Written instruction: Reproduce the entries exactly.

Excerpted records:

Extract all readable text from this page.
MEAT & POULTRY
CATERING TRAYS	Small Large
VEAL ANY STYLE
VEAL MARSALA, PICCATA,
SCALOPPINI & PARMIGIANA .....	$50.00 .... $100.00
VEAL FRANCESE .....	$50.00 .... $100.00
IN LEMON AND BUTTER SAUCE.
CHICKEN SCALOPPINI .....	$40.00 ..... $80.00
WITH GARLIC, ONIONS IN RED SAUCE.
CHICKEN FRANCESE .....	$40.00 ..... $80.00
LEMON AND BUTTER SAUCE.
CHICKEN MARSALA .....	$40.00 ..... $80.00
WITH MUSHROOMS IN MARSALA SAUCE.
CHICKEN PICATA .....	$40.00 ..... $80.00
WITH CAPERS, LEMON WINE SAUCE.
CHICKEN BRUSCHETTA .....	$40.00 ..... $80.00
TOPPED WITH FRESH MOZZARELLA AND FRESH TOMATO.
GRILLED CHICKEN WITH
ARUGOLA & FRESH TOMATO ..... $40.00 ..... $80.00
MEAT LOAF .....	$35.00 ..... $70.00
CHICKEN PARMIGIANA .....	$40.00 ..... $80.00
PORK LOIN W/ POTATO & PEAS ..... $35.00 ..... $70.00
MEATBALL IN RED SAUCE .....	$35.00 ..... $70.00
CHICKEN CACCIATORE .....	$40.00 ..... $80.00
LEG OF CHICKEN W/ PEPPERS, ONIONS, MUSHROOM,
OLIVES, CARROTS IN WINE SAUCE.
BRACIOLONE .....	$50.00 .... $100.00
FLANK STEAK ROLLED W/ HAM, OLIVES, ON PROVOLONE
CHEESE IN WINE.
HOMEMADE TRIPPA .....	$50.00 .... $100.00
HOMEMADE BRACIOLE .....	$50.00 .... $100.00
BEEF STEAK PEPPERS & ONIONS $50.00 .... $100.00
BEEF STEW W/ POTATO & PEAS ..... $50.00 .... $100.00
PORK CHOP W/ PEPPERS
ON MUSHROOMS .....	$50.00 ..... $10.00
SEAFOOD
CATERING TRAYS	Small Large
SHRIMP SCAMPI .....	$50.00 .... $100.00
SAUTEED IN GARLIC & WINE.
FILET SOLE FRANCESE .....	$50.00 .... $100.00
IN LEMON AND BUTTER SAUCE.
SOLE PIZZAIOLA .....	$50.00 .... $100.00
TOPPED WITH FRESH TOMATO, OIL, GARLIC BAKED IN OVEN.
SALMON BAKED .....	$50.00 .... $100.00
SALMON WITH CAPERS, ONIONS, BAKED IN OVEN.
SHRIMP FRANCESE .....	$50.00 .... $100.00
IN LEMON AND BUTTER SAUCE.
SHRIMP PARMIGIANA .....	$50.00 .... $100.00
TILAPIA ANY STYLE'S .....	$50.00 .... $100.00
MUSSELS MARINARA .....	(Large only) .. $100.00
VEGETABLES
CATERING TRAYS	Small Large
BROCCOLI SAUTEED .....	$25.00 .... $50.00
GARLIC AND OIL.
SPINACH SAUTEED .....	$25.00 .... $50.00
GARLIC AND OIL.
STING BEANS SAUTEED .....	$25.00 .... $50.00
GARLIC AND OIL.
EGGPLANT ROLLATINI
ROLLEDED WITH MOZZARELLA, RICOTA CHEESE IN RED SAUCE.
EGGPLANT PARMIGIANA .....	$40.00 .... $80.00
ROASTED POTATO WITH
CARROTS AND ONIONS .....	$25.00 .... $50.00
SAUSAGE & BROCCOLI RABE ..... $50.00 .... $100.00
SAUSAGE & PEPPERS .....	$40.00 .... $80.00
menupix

Task answer:
Extract all readable text from this page.
MEAT & POULTRY
CATERING TRAYS	Small Large
VEAL ANY STYLE
VEAL MARSALA, PICCATA,
SCALOPPINI & PARMIGIANA .....	$50.00 .... $100.00
VEAL FRANCESE .....	$50.00 .... $100.00
IN LEMON AND BUTTER SAUCE.
CHICKEN SCALOPPINI .....	$40.00 ..... $80.00
WITH GARLIC, ONIONS IN RED SAUCE.
CHICKEN FRANCESE .....	$40.00 ..... $80.00
LEMON AND BUTTER SAUCE.
CHICKEN MARSALA .....	$40.00 ..... $80.00
WITH MUSHROOMS IN MARSALA SAUCE.
CHICKEN PICATA .....	$40.00 ..... $80.00
WITH CAPERS, LEMON WINE SAUCE.
CHICKEN BRUSCHETTA .....	$40.00 ..... $80.00
TOPPED WITH FRESH MOZZARELLA AND FRESH TOMATO.
GRILLED CHICKEN WITH
ARUGOLA & FRESH TOMATO ..... $40.00 ..... $80.00
MEAT LOAF .....	$35.00 ..... $70.00
CHICKEN PARMIGIANA .....	$40.00 ..... $80.00
PORK LOIN W/ POTATO & PEAS ..... $35.00 ..... $70.00
MEATBALL IN RED SAUCE .....	$35.00 ..... $70.00
CHICKEN CACCIATORE .....	$40.00 ..... $80.00
LEG OF CHICKEN W/ PEPPERS, ONIONS, MUSHROOM,
OLIVES, CARROTS IN WINE SAUCE.
BRACIOLONE .....	$50.00 .... $100.00
FLANK STEAK ROLLED W/ HAM, OLIVES, ON PROVOLONE
CHEESE IN WINE.
HOMEMADE TRIPPA .....	$50.00 .... $100.00
HOMEMADE BRACIOLE .....	$50.00 .... $100.00
BEEF STEAK PEPPERS & ONIONS $50.00 .... $100.00
BEEF STEW W/ POTATO & PEAS ..... $50.00 .... $100.00
PORK CHOP W/ PEPPERS
ON MUSHROOMS .....	$50.00 ..... $10.00
SEAFOOD
CATERING TRAYS	Small Large
SHRIMP SCAMPI .....	$50.00 .... $100.00
SAUTEED IN GARLIC & WINE.
FILET SOLE FRANCESE .....	$50.00 .... $100.00
IN LEMON AND BUTTER SAUCE.
SOLE PIZZAIOLA .....	$50.00 .... $100.00
TOPPED WITH FRESH TOMATO, OIL, GARLIC BAKED IN OVEN.
SALMON BAKED .....	$50.00 .... $100.00
SALMON WITH CAPERS, ONIONS, BAKED IN OVEN.
SHRIMP FRANCESE .....	$50.00 .... $100.00
IN LEMON AND BUTTER SAUCE.
SHRIMP PARMIGIANA .....	$50.00 .... $100.00
TILAPIA ANY STYLE'S .....	$50.00 .... $100.00
MUSSELS MARINARA .....	(Large only) .. $100.00
VEGETABLES
CATERING TRAYS	Small Large
BROCCOLI SAUTEED .....	$25.00 .... $50.00
GARLIC AND OIL.
SPINACH SAUTEED .....	$25.00 .... $50.00
GARLIC AND OIL.
STING BEANS SAUTEED .....	$25.00 .... $50.00
GARLIC AND OIL.
EGGPLANT ROLLATINI
ROLLEDED WITH MOZZARELLA, RICOTA CHEESE IN RED SAUCE.
EGGPLANT PARMIGIANA .....	$40.00 .... $80.00
ROASTED POTATO WITH
CARROTS AND ONIONS .....	$25.00 .... $50.00
SAUSAGE & BROCCOLI RABE ..... $50.00 .... $100.00
SAUSAGE & PEPPERS .....	$40.00 .... $80.00
menupix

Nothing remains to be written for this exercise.